● EXERCISE DIRECTIONS
Go through the material and pull out every line with the string "motora" in it.

● TASK DATA
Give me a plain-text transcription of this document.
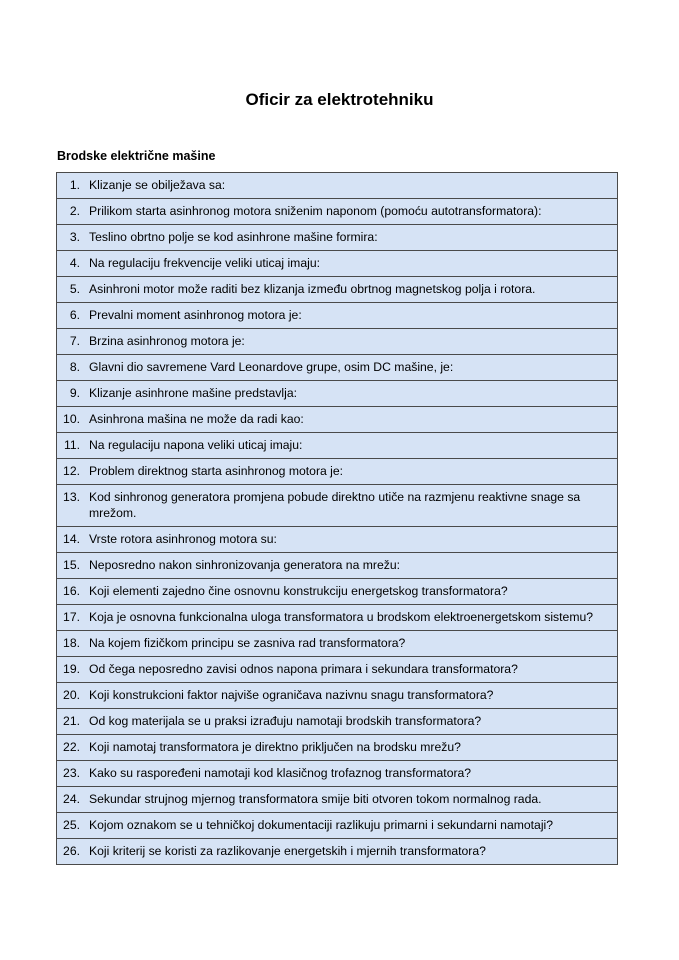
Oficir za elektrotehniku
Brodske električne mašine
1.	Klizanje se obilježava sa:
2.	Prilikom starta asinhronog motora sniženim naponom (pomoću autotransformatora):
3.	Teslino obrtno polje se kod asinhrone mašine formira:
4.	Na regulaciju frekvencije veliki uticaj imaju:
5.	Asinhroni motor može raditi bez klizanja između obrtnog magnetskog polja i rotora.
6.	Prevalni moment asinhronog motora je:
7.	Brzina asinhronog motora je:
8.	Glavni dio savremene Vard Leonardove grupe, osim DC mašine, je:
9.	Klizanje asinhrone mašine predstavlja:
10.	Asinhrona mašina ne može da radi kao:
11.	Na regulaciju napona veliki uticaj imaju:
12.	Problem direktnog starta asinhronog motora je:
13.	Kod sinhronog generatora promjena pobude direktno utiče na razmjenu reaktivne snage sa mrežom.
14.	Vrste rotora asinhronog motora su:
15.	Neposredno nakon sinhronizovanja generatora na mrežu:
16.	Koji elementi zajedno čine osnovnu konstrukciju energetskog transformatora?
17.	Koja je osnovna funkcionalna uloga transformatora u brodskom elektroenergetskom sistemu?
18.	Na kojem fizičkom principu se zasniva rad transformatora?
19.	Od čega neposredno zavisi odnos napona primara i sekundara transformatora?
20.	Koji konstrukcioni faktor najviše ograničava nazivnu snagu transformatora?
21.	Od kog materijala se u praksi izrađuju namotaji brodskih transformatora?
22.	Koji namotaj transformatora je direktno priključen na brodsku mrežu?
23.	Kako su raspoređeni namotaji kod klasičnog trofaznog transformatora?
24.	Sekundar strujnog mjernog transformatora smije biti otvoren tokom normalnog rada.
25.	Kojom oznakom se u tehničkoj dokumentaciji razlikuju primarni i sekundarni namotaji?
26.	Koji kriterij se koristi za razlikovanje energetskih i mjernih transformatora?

---

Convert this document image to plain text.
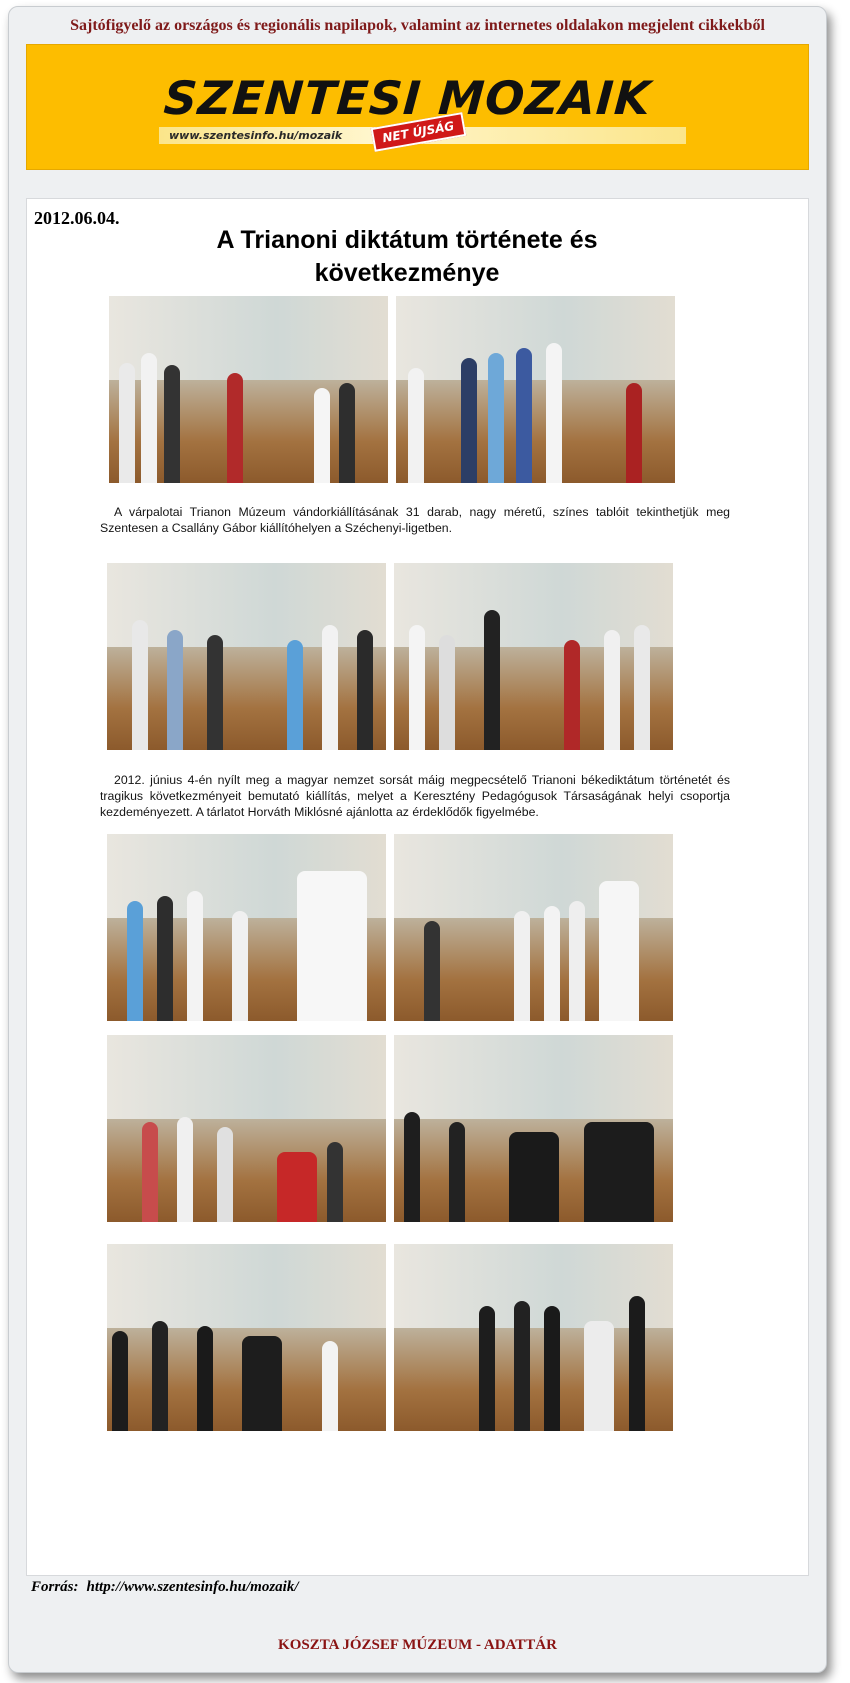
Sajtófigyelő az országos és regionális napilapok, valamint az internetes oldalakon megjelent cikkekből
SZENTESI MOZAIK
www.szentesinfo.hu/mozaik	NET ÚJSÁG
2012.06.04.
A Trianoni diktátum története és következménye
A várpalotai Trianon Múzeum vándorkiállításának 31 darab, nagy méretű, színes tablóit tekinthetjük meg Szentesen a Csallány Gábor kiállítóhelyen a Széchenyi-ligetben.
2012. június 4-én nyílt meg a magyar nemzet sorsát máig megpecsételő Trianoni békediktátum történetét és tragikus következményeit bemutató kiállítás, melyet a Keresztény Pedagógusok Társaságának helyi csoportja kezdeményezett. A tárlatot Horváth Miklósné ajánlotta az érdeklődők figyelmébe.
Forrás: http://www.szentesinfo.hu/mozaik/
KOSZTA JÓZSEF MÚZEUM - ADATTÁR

● FULL ANSWER
2.	Prilikom starta asinhronog motora sniženim naponom (pomoću autotransformatora):
6.	Prevalni moment asinhronog motora je:
7.	Brzina asinhronog motora je:
12.	Problem direktnog starta asinhronog motora je:
14.	Vrste rotora asinhronog motora su:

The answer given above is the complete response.